───── Given text

The senator contrasted his own Middle East policy on the commitment of troops to Iraq in 2002 with that of Vice President Joe Biden and Secretary of State Hillary Clinton, both of whom as senators voted for the authorization of war. He was proud of that no vote, but he also expressed regret over his own failure to proceed with the so-called Menendez-Kirk prospective sanctions legislation that would have provided additional leverage during the negotiations.
Menendez made his remarks at a podium in Jubilee Hall here while his colleague in the senate, U.S. Senator Cory Booker (D-NJ), continues to voice public uncertainty about how he will vote on the agreement, apparently flummoxed by being loyal to both President Barack Obama and a pro-Israel donor base.
While Menendez addressed his vote on the critical the foreign policy question, Booker huddled with Gov. Chris Christie and federal Secretary of Transportation Anthony Foxx to discuss domestic infrastructure.
Senator Linda Greenstein (D-14) was in attendance at Senator Menendez’s speech, and so were Assemblyman Gary Schaer (D-36) and Assemblyman Raj Mukherji (D-33), listening as the senator rejected Secretary of State John Kerry’s statement that the United States must back the agreement or open itself up to war with Iran, and offered his own alternative.
“We can disapprove this agreement, without rejecting the entire agreement,” Menendez said. “We should direct the administration to re-negotiate by authorizing the continuation of negotiations and the Joint Plan of Action – including Iran’s $700 million-a-month lifeline, which to date have accrued to Iran’s benefit to the tune of $10 billion, and pausing further reductions of purchases of Iranian oil and other sanctions pursuant to the original JPOA.”
Menendez received a standing ovation at the close of his address, arguably – given the context of the corruption indictment – the most important of his career. An insider noted that the speech gave every indication of the senator’s plan to fight.
Following the speech, Schaer – the lone Orthodox Jew in the Legislature – issued an emphatic statement of support.
“I applaud Senator Menendez for his thoughtful and measured approach to this agreement,” said the assemblyman. “He has taken the time to study all of the complexities to thoroughly understand the impact this proposal will have on both our short and long term security. While I appreciate the Obama administration’s commitment to diplomacy, I have grave concerns about the proposed deal and its long-term impact on stability both in the region and globally, particularly its ability to protect the security of the United States, Israel and our allies.
“It is with this in mind that I appreciate, all the more, Senator Menendez’s bold stance on this issue,” Schaer added. “The lack of assurance that Iran will not be able to cover up any furtive activity prior to the arrival of inspectors, coupled with the financial incentives Iran stands to gain, raises additional concerns over the ability we will have to curtail Iran’s nuclear capabilities in order to sufficiently limit any threats to global peace. The proposal is further complicated by a historically justified distrust of Iran’s leadership. Time and time again, Iran has lied about its intentions, supported terrorism financially and otherwise, while disregarding the basic tenets of human rights and international law.
“The magnitude of these concerns warrants serious and thoughtful scrutiny by every member of Congress. With so much at stake, I hope others will follow Senator Menendez’s lead.”
By contrast, MoveON.org Political Action Executive Director Illya Sheyman panned the speech.

──────────
───── Source material

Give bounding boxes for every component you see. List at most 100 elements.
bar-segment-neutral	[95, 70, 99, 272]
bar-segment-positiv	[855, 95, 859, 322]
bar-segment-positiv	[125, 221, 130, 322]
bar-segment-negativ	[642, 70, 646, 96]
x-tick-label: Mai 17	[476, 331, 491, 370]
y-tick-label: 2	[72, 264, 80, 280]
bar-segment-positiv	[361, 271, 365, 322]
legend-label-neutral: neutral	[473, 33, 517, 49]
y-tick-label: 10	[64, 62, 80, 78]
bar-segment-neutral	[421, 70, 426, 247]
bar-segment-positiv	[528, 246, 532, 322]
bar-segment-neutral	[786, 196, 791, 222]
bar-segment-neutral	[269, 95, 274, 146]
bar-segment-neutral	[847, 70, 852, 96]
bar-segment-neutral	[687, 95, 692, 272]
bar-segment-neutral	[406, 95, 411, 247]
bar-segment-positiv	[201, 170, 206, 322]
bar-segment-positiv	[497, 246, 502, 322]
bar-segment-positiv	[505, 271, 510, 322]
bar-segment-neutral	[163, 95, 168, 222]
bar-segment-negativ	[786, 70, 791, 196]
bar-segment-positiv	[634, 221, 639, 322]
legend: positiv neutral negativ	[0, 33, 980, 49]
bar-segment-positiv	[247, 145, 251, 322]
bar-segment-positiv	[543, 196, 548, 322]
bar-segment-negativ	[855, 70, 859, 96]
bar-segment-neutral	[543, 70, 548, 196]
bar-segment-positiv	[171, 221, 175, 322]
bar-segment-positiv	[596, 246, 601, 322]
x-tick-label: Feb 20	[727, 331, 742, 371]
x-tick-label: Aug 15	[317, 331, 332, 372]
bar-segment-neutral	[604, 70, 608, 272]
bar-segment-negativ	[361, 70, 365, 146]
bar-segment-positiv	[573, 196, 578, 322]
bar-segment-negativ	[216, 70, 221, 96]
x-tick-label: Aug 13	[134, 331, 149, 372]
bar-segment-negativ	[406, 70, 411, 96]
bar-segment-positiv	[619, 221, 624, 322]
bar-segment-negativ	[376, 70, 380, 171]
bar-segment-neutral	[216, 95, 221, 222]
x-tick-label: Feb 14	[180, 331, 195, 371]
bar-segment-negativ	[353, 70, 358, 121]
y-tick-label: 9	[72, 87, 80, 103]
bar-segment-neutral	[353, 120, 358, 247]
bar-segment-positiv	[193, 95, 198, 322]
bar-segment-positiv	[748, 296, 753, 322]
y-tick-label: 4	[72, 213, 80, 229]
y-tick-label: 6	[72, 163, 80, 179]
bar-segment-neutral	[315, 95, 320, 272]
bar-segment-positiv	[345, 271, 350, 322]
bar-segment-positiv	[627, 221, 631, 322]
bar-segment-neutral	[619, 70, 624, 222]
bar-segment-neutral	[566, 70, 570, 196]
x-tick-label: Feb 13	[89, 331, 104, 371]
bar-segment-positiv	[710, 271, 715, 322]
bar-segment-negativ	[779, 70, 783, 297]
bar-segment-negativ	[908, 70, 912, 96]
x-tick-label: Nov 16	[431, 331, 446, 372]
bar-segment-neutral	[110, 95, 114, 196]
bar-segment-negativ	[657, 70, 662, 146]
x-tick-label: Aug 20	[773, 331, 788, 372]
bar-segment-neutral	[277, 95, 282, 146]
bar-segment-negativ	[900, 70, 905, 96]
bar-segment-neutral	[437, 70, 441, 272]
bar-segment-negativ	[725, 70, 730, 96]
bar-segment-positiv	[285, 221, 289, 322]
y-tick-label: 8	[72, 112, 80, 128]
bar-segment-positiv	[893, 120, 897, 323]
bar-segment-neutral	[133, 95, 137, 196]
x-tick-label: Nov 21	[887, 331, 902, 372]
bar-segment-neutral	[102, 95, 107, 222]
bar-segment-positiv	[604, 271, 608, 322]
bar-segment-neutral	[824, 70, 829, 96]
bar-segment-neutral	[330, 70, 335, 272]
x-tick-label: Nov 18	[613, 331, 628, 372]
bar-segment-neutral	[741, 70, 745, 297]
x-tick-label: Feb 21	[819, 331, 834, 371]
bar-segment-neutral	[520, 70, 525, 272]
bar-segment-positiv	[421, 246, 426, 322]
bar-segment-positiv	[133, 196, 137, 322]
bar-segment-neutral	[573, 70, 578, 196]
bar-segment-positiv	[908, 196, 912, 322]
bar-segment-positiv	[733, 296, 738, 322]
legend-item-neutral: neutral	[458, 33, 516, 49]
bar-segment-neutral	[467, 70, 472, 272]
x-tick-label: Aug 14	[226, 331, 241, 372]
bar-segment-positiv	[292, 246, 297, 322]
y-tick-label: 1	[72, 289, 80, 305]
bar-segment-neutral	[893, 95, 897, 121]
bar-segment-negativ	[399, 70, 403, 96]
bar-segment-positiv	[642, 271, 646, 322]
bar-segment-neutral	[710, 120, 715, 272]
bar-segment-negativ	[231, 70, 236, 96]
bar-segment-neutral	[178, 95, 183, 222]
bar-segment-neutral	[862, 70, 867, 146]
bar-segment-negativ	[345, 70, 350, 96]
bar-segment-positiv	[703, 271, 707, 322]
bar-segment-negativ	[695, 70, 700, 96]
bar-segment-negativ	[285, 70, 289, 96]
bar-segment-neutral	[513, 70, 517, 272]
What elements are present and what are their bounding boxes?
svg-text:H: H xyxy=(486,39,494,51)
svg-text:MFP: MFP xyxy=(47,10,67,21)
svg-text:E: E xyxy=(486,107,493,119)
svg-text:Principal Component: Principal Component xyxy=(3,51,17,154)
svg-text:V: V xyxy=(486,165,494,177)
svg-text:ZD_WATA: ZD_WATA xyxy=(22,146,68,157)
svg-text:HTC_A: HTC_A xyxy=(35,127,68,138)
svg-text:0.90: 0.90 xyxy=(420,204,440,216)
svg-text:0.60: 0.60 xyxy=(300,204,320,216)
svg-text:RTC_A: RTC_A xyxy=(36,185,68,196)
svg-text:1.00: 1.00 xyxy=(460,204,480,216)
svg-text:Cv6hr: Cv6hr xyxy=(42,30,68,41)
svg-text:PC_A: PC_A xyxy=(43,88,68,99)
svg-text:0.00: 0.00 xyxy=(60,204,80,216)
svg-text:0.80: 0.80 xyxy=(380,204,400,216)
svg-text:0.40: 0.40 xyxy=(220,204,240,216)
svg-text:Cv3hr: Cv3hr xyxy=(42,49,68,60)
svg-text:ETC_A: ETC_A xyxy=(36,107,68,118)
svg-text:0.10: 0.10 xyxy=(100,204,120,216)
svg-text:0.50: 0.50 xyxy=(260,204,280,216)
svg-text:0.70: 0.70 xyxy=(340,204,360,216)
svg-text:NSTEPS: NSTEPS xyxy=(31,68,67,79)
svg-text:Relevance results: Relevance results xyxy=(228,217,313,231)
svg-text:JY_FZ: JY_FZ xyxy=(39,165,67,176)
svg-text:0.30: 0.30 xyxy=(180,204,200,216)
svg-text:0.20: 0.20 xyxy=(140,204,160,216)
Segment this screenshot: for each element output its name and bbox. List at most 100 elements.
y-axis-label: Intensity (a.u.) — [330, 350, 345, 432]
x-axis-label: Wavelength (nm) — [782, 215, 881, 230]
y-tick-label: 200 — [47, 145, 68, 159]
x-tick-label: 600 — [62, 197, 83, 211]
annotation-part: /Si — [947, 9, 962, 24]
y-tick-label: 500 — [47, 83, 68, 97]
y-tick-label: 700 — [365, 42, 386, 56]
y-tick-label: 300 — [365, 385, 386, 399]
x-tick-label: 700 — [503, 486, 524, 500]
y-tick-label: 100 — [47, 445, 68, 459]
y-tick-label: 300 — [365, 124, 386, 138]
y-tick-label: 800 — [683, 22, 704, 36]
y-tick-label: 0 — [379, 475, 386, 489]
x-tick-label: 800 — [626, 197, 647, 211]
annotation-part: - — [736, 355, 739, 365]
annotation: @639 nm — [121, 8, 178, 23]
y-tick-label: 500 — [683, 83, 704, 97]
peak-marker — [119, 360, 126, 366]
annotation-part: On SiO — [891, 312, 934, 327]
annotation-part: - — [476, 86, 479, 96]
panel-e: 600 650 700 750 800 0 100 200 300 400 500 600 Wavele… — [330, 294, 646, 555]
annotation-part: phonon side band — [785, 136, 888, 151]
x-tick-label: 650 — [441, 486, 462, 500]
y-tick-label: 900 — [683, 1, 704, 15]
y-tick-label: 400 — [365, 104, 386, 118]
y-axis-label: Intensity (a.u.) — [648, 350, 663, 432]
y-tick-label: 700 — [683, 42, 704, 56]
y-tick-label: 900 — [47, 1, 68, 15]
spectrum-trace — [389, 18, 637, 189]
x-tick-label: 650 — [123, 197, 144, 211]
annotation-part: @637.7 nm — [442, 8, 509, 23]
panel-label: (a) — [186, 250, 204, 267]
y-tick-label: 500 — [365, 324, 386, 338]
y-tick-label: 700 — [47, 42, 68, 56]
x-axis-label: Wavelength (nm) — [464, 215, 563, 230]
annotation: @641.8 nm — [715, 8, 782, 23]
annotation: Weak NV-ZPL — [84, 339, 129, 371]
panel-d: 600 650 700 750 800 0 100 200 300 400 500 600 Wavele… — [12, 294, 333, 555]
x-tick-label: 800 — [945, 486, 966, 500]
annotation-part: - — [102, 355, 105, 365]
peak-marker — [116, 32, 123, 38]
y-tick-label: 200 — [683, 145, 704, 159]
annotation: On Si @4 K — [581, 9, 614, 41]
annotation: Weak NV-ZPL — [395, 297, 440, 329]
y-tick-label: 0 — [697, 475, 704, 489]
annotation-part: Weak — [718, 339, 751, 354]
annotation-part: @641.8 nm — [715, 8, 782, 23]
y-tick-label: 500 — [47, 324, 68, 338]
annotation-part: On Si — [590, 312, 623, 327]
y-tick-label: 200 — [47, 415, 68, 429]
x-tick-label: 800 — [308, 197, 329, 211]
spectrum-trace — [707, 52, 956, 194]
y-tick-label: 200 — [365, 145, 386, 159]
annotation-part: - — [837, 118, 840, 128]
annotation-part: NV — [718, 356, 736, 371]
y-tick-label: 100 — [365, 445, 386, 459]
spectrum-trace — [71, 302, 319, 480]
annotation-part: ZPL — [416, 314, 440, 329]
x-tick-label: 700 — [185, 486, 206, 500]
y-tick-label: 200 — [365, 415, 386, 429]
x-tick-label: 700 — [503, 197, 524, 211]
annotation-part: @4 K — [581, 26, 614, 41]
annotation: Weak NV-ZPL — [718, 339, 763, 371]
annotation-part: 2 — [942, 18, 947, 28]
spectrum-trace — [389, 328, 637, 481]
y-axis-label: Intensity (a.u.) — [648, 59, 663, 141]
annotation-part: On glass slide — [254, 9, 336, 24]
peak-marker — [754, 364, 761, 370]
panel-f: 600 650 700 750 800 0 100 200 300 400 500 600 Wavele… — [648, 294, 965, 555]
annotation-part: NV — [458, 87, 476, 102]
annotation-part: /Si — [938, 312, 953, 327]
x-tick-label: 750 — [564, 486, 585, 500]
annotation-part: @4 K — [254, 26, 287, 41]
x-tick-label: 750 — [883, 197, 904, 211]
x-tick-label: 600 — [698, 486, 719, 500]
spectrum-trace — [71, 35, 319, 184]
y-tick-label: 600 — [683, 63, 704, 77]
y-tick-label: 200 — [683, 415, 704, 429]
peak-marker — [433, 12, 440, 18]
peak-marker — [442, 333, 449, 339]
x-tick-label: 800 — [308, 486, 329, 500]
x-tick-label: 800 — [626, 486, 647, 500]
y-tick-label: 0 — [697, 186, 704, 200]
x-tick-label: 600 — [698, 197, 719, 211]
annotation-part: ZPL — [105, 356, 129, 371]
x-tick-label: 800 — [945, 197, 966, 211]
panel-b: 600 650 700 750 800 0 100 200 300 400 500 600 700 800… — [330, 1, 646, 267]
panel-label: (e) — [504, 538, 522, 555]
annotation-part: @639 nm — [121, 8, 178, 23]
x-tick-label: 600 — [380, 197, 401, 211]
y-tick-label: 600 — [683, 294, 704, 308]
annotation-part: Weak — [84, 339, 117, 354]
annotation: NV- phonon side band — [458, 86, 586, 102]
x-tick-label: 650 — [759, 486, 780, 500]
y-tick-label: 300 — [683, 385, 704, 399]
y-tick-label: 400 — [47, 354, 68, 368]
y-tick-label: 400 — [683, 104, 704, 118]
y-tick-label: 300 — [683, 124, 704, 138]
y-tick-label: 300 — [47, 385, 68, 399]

──────────

| Problem |
Using the article on Menendez's speech, say whether each statement agrees with it. Answer yes or no for each and quote the words of the article that decide it.
1. Cory Booker was in the audience for Menendez's speech.
2. Gary Schaer is described as the only Orthodox Jew in the Legislature.
3. Menendez said the agreement has to be rejected in its entirety.

| Answer box |
1. No: "While Menendez addressed his vote on the critical the foreign policy question, Booker huddled with Gov. Chris Christie and federal Secretary of Transportation Anthony Foxx to discuss domestic infrastructure."
2. Yes: "Schaer – the lone Orthodox Jew in the Legislature – issued an emphatic statement of support."
3. No: "We can disapprove this agreement, without rejecting the entire agreement,"